*WHAT YOU ARE ASKED TO DO:* Leave out the pictures, then reproduce the rest of the material exactly.
______________________________
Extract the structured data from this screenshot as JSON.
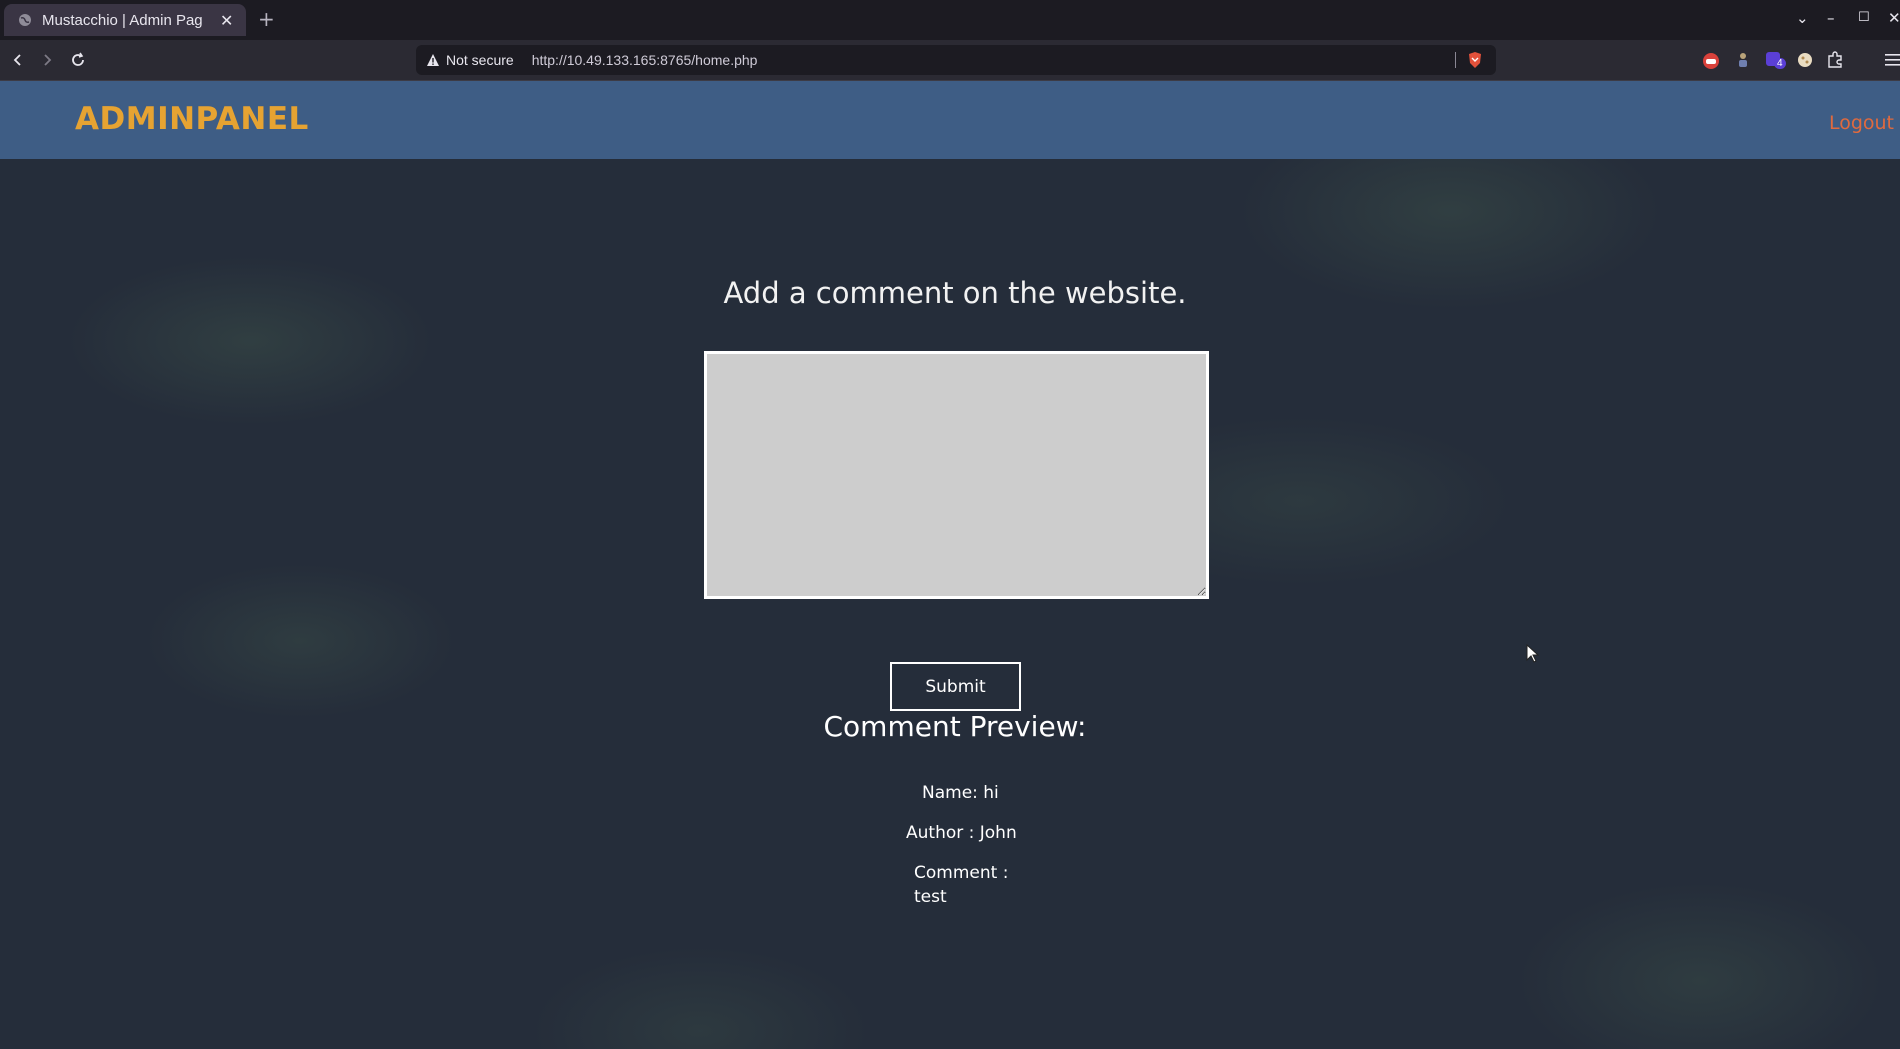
{
  "browser": {
    "tab_title": "Mustacchio | Admin Pag",
    "new_tab": "+",
    "not_secure": "Not secure",
    "url": "http://10.49.133.165:8765/home.php",
    "extension_badge": "4"
  },
  "navbar": {
    "brand": "ADMINPANEL",
    "logout": "Logout"
  },
  "form": {
    "heading": "Add a comment on the website.",
    "textarea_value": "",
    "submit_label": "Submit"
  },
  "preview": {
    "title": "Comment Preview:",
    "name_line": "Name: hi",
    "author_line": "Author : John",
    "comment_label": "Comment :",
    "comment_text": "test"
  },
  "colors": {
    "navbar_bg": "#3e5d85",
    "brand": "#e6a332",
    "logout": "#e06a3e",
    "page_bg": "#252d3a",
    "textarea_bg": "#cdcdcd"
  }
}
______________________________
*EXERCISE RESULT:*
Extract the structured data from this screenshot as JSON.
{
  "browser": {
    "tab_title": "Mustacchio | Admin Pag",
    "new_tab": "+",
    "not_secure": "Not secure",
    "url": "http://10.49.133.165:8765/home.php",
    "extension_badge": "4"
  },
  "navbar": {
    "brand": "ADMINPANEL",
    "logout": "Logout"
  },
  "form": {
    "heading": "Add a comment on the website.",
    "textarea_value": "",
    "submit_label": "Submit"
  },
  "preview": {
    "title": "Comment Preview:",
    "name_line": "Name: hi",
    "author_line": "Author : John",
    "comment_label": "Comment :",
    "comment_text": "test"
  },
  "colors": {
    "navbar_bg": "#3e5d85",
    "brand": "#e6a332",
    "logout": "#e06a3e",
    "page_bg": "#252d3a",
    "textarea_bg": "#cdcdcd"
  }
}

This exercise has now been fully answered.